GOAL - Could you copy every line from the material below in which "房屋租赁合同" appears?
** begin DATA TO PROCESS **
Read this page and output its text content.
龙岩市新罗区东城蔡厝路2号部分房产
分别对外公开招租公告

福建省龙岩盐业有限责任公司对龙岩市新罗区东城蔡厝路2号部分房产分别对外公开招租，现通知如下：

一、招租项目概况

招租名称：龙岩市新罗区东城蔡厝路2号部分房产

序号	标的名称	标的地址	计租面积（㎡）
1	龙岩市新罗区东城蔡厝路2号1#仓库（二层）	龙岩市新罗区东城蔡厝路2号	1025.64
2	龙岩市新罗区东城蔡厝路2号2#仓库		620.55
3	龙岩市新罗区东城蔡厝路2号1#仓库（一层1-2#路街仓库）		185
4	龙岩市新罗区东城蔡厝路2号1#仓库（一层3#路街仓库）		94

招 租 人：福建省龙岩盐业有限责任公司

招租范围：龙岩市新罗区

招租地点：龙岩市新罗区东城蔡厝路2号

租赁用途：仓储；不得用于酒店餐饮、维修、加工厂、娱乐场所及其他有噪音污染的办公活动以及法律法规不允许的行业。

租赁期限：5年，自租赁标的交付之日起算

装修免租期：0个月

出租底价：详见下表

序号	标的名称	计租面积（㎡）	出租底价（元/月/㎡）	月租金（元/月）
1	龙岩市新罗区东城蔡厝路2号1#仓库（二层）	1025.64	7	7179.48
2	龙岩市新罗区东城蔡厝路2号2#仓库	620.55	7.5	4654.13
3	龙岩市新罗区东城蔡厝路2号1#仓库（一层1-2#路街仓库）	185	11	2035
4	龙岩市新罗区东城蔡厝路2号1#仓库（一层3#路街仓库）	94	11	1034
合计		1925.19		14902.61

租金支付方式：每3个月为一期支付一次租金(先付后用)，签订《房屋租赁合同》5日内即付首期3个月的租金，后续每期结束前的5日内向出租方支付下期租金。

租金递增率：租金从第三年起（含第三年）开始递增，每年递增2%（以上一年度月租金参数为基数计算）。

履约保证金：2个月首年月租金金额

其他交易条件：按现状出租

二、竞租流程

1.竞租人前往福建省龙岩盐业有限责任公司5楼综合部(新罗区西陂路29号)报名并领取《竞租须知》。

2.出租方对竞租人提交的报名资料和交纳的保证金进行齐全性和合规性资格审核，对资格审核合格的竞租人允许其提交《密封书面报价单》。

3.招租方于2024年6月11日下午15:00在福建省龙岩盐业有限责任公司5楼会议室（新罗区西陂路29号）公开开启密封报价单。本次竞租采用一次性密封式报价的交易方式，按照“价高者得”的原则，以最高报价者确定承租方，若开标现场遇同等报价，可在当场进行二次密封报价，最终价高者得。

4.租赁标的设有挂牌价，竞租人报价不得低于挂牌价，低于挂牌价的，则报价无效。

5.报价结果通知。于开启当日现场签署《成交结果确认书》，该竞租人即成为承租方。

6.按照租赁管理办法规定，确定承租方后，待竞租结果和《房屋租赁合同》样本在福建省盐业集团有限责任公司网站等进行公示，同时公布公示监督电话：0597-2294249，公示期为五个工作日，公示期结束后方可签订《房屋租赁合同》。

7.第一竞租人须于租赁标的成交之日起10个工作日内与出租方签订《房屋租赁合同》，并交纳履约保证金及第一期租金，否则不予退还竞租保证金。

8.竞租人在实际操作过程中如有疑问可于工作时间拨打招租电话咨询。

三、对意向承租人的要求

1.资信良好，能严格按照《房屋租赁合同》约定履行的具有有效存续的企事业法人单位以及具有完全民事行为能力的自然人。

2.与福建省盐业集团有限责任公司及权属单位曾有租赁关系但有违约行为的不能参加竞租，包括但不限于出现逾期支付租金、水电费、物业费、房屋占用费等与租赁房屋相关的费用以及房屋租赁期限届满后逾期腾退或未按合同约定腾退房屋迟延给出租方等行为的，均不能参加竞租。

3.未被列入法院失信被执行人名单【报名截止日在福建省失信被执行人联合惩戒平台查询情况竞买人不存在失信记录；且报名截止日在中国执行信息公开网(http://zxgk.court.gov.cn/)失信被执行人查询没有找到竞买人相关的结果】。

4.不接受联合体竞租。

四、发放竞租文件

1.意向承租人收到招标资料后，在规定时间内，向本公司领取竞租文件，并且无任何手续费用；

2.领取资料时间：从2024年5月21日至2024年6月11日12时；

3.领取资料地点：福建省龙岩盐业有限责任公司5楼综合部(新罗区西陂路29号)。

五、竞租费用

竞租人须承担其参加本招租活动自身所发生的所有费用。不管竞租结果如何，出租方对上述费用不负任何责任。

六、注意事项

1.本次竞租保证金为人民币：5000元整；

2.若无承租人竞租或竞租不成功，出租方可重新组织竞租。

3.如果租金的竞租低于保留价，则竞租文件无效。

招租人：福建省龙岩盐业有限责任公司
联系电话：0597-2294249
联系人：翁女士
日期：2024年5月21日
** end DATA TO PROCESS **
EXPECTED ANSWER -
租金支付方式：每3个月为一期支付一次租金(先付后用)，签订《房屋租赁合同》5日内即付首期3个月的租金，后续每期结束前的5日内向出租方支付下期租金。
6.按照租赁管理办法规定，确定承租方后，待竞租结果和《房屋租赁合同》样本在福建省盐业集团有限责任公司网站等进行公示，同时公布公示监督电话：0597-2294249，公示期为五个工作日，公示期结束后方可签订《房屋租赁合同》。
7.第一竞租人须于租赁标的成交之日起10个工作日内与出租方签订《房屋租赁合同》，并交纳履约保证金及第一期租金，否则不予退还竞租保证金。
1.资信良好，能严格按照《房屋租赁合同》约定履行的具有有效存续的企事业法人单位以及具有完全民事行为能力的自然人。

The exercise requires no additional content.